- **Input material**
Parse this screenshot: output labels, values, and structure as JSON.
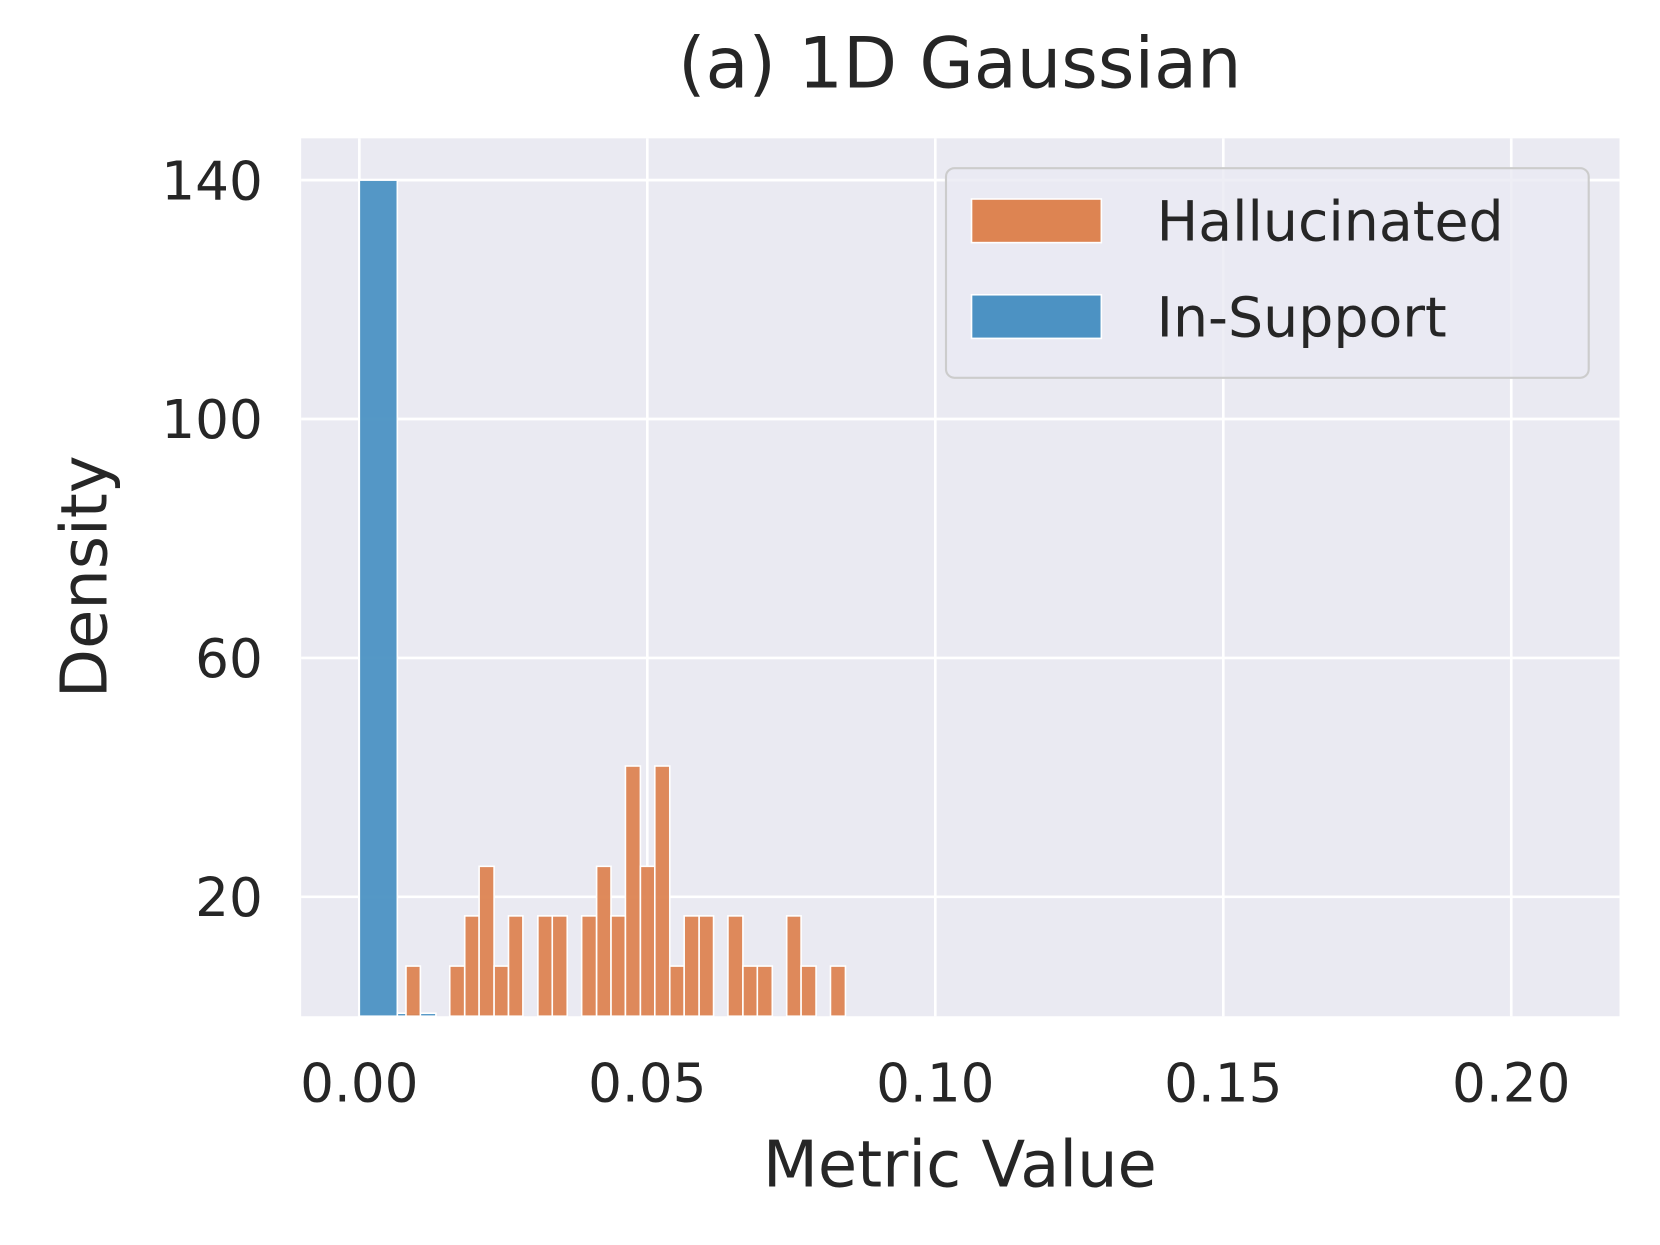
{
  "chart_data": {
    "type": "histogram",
    "title": "(a) 1D Gaussian",
    "xlabel": "Metric Value",
    "ylabel": "Density",
    "xlim": [
      -0.0101,
      0.2188
    ],
    "ylim": [
      0,
      147
    ],
    "xticks": [
      {
        "value": 0,
        "label": "0.00"
      },
      {
        "value": 0.05,
        "label": "0.05"
      },
      {
        "value": 0.1,
        "label": "0.10"
      },
      {
        "value": 0.15,
        "label": "0.15"
      },
      {
        "value": 0.2,
        "label": "0.20"
      }
    ],
    "yticks": [
      20,
      60,
      100,
      140
    ],
    "grid": true,
    "legend": "upper right",
    "series": [
      {
        "name": "Hallucinated",
        "color": "#dd8452",
        "bins": [
          0.0081,
          0.0106,
          0.0132,
          0.0157,
          0.0183,
          0.0208,
          0.0234,
          0.0259,
          0.0284,
          0.031,
          0.0335,
          0.0361,
          0.0386,
          0.0412,
          0.0437,
          0.0462,
          0.0488,
          0.0513,
          0.0539,
          0.0564,
          0.059,
          0.0615,
          0.064,
          0.0666,
          0.0691,
          0.0717,
          0.0742,
          0.0767,
          0.0793,
          0.0818,
          0.0844
        ],
        "values": [
          8.4,
          0,
          0,
          8.4,
          16.8,
          25.1,
          8.4,
          16.8,
          0,
          16.8,
          16.8,
          0,
          16.8,
          25.1,
          16.8,
          41.9,
          25.1,
          41.9,
          8.4,
          16.8,
          16.8,
          0,
          16.8,
          8.4,
          8.4,
          0,
          16.8,
          8.4,
          0,
          8.4
        ]
      },
      {
        "name": "In-Support",
        "color": "#4c92c3",
        "bins": [
          0,
          0.0066,
          0.0133
        ],
        "values": [
          140,
          0.5
        ]
      }
    ]
  }
}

- **Exercise requirements**
Every entry should be returned exactly as written, minus the pictures.

- **Written answer**
Parse this screenshot: output labels, values, and structure as JSON.
{
  "chart_data": {
    "type": "histogram",
    "title": "(a) 1D Gaussian",
    "xlabel": "Metric Value",
    "ylabel": "Density",
    "xlim": [
      -0.0101,
      0.2188
    ],
    "ylim": [
      0,
      147
    ],
    "xticks": [
      {
        "value": 0,
        "label": "0.00"
      },
      {
        "value": 0.05,
        "label": "0.05"
      },
      {
        "value": 0.1,
        "label": "0.10"
      },
      {
        "value": 0.15,
        "label": "0.15"
      },
      {
        "value": 0.2,
        "label": "0.20"
      }
    ],
    "yticks": [
      20,
      60,
      100,
      140
    ],
    "grid": true,
    "legend": "upper right",
    "series": [
      {
        "name": "Hallucinated",
        "color": "#dd8452",
        "bins": [
          0.0081,
          0.0106,
          0.0132,
          0.0157,
          0.0183,
          0.0208,
          0.0234,
          0.0259,
          0.0284,
          0.031,
          0.0335,
          0.0361,
          0.0386,
          0.0412,
          0.0437,
          0.0462,
          0.0488,
          0.0513,
          0.0539,
          0.0564,
          0.059,
          0.0615,
          0.064,
          0.0666,
          0.0691,
          0.0717,
          0.0742,
          0.0767,
          0.0793,
          0.0818,
          0.0844
        ],
        "values": [
          8.4,
          0,
          0,
          8.4,
          16.8,
          25.1,
          8.4,
          16.8,
          0,
          16.8,
          16.8,
          0,
          16.8,
          25.1,
          16.8,
          41.9,
          25.1,
          41.9,
          8.4,
          16.8,
          16.8,
          0,
          16.8,
          8.4,
          8.4,
          0,
          16.8,
          8.4,
          0,
          8.4
        ]
      },
      {
        "name": "In-Support",
        "color": "#4c92c3",
        "bins": [
          0,
          0.0066,
          0.0133
        ],
        "values": [
          140,
          0.5
        ]
      }
    ]
  }
}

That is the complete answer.